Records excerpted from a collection
____________________

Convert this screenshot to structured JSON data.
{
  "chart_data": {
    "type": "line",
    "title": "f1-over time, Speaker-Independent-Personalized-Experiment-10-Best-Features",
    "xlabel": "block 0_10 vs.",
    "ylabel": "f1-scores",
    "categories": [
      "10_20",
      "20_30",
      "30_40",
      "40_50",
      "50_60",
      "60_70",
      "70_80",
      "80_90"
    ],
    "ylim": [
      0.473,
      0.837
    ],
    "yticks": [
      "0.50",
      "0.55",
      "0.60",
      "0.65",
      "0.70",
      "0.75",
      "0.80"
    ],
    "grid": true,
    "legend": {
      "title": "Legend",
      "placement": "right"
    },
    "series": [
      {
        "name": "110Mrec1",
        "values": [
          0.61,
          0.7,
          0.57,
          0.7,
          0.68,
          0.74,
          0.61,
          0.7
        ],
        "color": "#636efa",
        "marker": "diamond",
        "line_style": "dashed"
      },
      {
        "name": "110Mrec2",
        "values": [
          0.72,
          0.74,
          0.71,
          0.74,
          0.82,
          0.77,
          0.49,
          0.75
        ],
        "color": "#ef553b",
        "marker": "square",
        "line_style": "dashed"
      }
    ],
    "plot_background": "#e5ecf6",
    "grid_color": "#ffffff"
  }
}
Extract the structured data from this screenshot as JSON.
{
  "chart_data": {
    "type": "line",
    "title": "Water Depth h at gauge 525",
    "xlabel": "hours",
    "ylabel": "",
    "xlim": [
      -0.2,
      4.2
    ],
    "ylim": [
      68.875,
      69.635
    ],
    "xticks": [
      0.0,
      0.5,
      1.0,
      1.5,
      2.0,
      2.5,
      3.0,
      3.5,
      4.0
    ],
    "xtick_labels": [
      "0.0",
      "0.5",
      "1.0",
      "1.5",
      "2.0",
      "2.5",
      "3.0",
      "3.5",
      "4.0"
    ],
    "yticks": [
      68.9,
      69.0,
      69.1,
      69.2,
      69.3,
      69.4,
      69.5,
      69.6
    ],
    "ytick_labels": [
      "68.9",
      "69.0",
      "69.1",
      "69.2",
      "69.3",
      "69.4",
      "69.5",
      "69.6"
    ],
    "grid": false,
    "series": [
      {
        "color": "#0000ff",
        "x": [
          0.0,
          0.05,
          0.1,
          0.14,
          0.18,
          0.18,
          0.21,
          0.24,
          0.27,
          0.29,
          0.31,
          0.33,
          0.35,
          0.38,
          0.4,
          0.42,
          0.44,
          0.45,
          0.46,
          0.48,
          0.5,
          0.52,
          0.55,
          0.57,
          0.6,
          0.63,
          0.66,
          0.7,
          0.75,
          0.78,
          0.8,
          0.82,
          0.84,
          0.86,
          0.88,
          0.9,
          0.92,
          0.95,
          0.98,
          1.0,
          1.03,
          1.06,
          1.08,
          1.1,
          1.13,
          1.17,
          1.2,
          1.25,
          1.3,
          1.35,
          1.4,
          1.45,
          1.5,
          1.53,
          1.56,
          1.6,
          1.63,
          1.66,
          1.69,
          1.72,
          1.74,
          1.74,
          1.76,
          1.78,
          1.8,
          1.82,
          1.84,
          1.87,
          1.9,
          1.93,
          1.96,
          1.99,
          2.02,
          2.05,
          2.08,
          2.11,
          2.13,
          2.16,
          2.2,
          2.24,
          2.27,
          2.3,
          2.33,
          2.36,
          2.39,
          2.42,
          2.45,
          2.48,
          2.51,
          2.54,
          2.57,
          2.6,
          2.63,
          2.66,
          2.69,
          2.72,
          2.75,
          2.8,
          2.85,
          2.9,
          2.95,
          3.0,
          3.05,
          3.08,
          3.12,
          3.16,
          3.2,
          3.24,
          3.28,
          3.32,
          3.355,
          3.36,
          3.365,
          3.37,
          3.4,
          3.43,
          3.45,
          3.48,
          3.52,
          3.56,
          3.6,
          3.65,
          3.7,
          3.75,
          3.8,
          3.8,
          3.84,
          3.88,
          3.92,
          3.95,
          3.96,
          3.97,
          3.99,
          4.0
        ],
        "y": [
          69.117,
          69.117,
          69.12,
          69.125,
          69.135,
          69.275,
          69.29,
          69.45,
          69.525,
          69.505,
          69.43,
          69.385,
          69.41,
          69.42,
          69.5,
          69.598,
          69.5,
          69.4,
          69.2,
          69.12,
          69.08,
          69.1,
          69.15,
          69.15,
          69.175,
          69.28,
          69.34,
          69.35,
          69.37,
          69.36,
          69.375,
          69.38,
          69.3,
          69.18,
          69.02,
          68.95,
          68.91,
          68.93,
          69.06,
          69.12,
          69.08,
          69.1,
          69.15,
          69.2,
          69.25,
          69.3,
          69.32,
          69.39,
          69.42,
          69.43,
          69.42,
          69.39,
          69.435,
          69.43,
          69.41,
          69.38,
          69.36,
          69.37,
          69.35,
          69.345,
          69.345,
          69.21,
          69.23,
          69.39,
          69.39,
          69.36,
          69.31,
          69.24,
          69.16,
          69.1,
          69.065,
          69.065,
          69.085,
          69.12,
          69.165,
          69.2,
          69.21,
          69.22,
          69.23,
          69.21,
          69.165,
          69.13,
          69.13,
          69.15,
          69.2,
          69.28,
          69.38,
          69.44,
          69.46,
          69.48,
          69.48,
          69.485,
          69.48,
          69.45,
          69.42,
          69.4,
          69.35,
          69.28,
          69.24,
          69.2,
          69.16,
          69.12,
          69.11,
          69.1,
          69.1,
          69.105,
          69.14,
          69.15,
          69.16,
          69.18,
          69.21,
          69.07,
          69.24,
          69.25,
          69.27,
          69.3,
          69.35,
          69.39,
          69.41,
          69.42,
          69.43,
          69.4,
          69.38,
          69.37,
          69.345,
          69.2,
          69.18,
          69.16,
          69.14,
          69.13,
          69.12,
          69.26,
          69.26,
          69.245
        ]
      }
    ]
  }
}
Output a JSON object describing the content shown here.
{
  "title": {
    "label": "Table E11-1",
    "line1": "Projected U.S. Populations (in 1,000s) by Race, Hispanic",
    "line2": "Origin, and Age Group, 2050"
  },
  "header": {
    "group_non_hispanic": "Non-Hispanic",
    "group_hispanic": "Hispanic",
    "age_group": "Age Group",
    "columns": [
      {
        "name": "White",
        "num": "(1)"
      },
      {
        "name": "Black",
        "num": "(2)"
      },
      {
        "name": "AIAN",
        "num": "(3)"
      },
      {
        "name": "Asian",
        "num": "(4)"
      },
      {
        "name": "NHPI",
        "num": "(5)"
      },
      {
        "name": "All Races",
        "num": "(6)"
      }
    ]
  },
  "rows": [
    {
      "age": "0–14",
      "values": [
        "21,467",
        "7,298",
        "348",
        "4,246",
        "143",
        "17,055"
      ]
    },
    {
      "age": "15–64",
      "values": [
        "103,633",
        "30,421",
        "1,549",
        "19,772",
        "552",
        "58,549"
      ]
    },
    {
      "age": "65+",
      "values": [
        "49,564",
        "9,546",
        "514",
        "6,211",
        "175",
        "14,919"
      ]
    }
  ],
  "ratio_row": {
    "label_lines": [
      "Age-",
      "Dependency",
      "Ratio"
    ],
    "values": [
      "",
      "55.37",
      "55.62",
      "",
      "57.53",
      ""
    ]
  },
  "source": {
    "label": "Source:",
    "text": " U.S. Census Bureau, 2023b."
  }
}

____________________

> **Task to complete**: Copy out all of the records above with nothing altered.

> **Task solution**:
Convert this screenshot to structured JSON data.
{
  "chart_data": {
    "type": "line",
    "title": "f1-over time, Speaker-Independent-Personalized-Experiment-10-Best-Features",
    "xlabel": "block 0_10 vs.",
    "ylabel": "f1-scores",
    "categories": [
      "10_20",
      "20_30",
      "30_40",
      "40_50",
      "50_60",
      "60_70",
      "70_80",
      "80_90"
    ],
    "ylim": [
      0.473,
      0.837
    ],
    "yticks": [
      "0.50",
      "0.55",
      "0.60",
      "0.65",
      "0.70",
      "0.75",
      "0.80"
    ],
    "grid": true,
    "legend": {
      "title": "Legend",
      "placement": "right"
    },
    "series": [
      {
        "name": "110Mrec1",
        "values": [
          0.61,
          0.7,
          0.57,
          0.7,
          0.68,
          0.74,
          0.61,
          0.7
        ],
        "color": "#636efa",
        "marker": "diamond",
        "line_style": "dashed"
      },
      {
        "name": "110Mrec2",
        "values": [
          0.72,
          0.74,
          0.71,
          0.74,
          0.82,
          0.77,
          0.49,
          0.75
        ],
        "color": "#ef553b",
        "marker": "square",
        "line_style": "dashed"
      }
    ],
    "plot_background": "#e5ecf6",
    "grid_color": "#ffffff"
  }
}
Extract the structured data from this screenshot as JSON.
{
  "chart_data": {
    "type": "line",
    "title": "Water Depth h at gauge 525",
    "xlabel": "hours",
    "ylabel": "",
    "xlim": [
      -0.2,
      4.2
    ],
    "ylim": [
      68.875,
      69.635
    ],
    "xticks": [
      0.0,
      0.5,
      1.0,
      1.5,
      2.0,
      2.5,
      3.0,
      3.5,
      4.0
    ],
    "xtick_labels": [
      "0.0",
      "0.5",
      "1.0",
      "1.5",
      "2.0",
      "2.5",
      "3.0",
      "3.5",
      "4.0"
    ],
    "yticks": [
      68.9,
      69.0,
      69.1,
      69.2,
      69.3,
      69.4,
      69.5,
      69.6
    ],
    "ytick_labels": [
      "68.9",
      "69.0",
      "69.1",
      "69.2",
      "69.3",
      "69.4",
      "69.5",
      "69.6"
    ],
    "grid": false,
    "series": [
      {
        "color": "#0000ff",
        "x": [
          0.0,
          0.05,
          0.1,
          0.14,
          0.18,
          0.18,
          0.21,
          0.24,
          0.27,
          0.29,
          0.31,
          0.33,
          0.35,
          0.38,
          0.4,
          0.42,
          0.44,
          0.45,
          0.46,
          0.48,
          0.5,
          0.52,
          0.55,
          0.57,
          0.6,
          0.63,
          0.66,
          0.7,
          0.75,
          0.78,
          0.8,
          0.82,
          0.84,
          0.86,
          0.88,
          0.9,
          0.92,
          0.95,
          0.98,
          1.0,
          1.03,
          1.06,
          1.08,
          1.1,
          1.13,
          1.17,
          1.2,
          1.25,
          1.3,
          1.35,
          1.4,
          1.45,
          1.5,
          1.53,
          1.56,
          1.6,
          1.63,
          1.66,
          1.69,
          1.72,
          1.74,
          1.74,
          1.76,
          1.78,
          1.8,
          1.82,
          1.84,
          1.87,
          1.9,
          1.93,
          1.96,
          1.99,
          2.02,
          2.05,
          2.08,
          2.11,
          2.13,
          2.16,
          2.2,
          2.24,
          2.27,
          2.3,
          2.33,
          2.36,
          2.39,
          2.42,
          2.45,
          2.48,
          2.51,
          2.54,
          2.57,
          2.6,
          2.63,
          2.66,
          2.69,
          2.72,
          2.75,
          2.8,
          2.85,
          2.9,
          2.95,
          3.0,
          3.05,
          3.08,
          3.12,
          3.16,
          3.2,
          3.24,
          3.28,
          3.32,
          3.355,
          3.36,
          3.365,
          3.37,
          3.4,
          3.43,
          3.45,
          3.48,
          3.52,
          3.56,
          3.6,
          3.65,
          3.7,
          3.75,
          3.8,
          3.8,
          3.84,
          3.88,
          3.92,
          3.95,
          3.96,
          3.97,
          3.99,
          4.0
        ],
        "y": [
          69.117,
          69.117,
          69.12,
          69.125,
          69.135,
          69.275,
          69.29,
          69.45,
          69.525,
          69.505,
          69.43,
          69.385,
          69.41,
          69.42,
          69.5,
          69.598,
          69.5,
          69.4,
          69.2,
          69.12,
          69.08,
          69.1,
          69.15,
          69.15,
          69.175,
          69.28,
          69.34,
          69.35,
          69.37,
          69.36,
          69.375,
          69.38,
          69.3,
          69.18,
          69.02,
          68.95,
          68.91,
          68.93,
          69.06,
          69.12,
          69.08,
          69.1,
          69.15,
          69.2,
          69.25,
          69.3,
          69.32,
          69.39,
          69.42,
          69.43,
          69.42,
          69.39,
          69.435,
          69.43,
          69.41,
          69.38,
          69.36,
          69.37,
          69.35,
          69.345,
          69.345,
          69.21,
          69.23,
          69.39,
          69.39,
          69.36,
          69.31,
          69.24,
          69.16,
          69.1,
          69.065,
          69.065,
          69.085,
          69.12,
          69.165,
          69.2,
          69.21,
          69.22,
          69.23,
          69.21,
          69.165,
          69.13,
          69.13,
          69.15,
          69.2,
          69.28,
          69.38,
          69.44,
          69.46,
          69.48,
          69.48,
          69.485,
          69.48,
          69.45,
          69.42,
          69.4,
          69.35,
          69.28,
          69.24,
          69.2,
          69.16,
          69.12,
          69.11,
          69.1,
          69.1,
          69.105,
          69.14,
          69.15,
          69.16,
          69.18,
          69.21,
          69.07,
          69.24,
          69.25,
          69.27,
          69.3,
          69.35,
          69.39,
          69.41,
          69.42,
          69.43,
          69.4,
          69.38,
          69.37,
          69.345,
          69.2,
          69.18,
          69.16,
          69.14,
          69.13,
          69.12,
          69.26,
          69.26,
          69.245
        ]
      }
    ]
  }
}
Output a JSON object describing the content shown here.
{
  "title": {
    "label": "Table E11-1",
    "line1": "Projected U.S. Populations (in 1,000s) by Race, Hispanic",
    "line2": "Origin, and Age Group, 2050"
  },
  "header": {
    "group_non_hispanic": "Non-Hispanic",
    "group_hispanic": "Hispanic",
    "age_group": "Age Group",
    "columns": [
      {
        "name": "White",
        "num": "(1)"
      },
      {
        "name": "Black",
        "num": "(2)"
      },
      {
        "name": "AIAN",
        "num": "(3)"
      },
      {
        "name": "Asian",
        "num": "(4)"
      },
      {
        "name": "NHPI",
        "num": "(5)"
      },
      {
        "name": "All Races",
        "num": "(6)"
      }
    ]
  },
  "rows": [
    {
      "age": "0–14",
      "values": [
        "21,467",
        "7,298",
        "348",
        "4,246",
        "143",
        "17,055"
      ]
    },
    {
      "age": "15–64",
      "values": [
        "103,633",
        "30,421",
        "1,549",
        "19,772",
        "552",
        "58,549"
      ]
    },
    {
      "age": "65+",
      "values": [
        "49,564",
        "9,546",
        "514",
        "6,211",
        "175",
        "14,919"
      ]
    }
  ],
  "ratio_row": {
    "label_lines": [
      "Age-",
      "Dependency",
      "Ratio"
    ],
    "values": [
      "",
      "55.37",
      "55.62",
      "",
      "57.53",
      ""
    ]
  },
  "source": {
    "label": "Source:",
    "text": " U.S. Census Bureau, 2023b."
  }
}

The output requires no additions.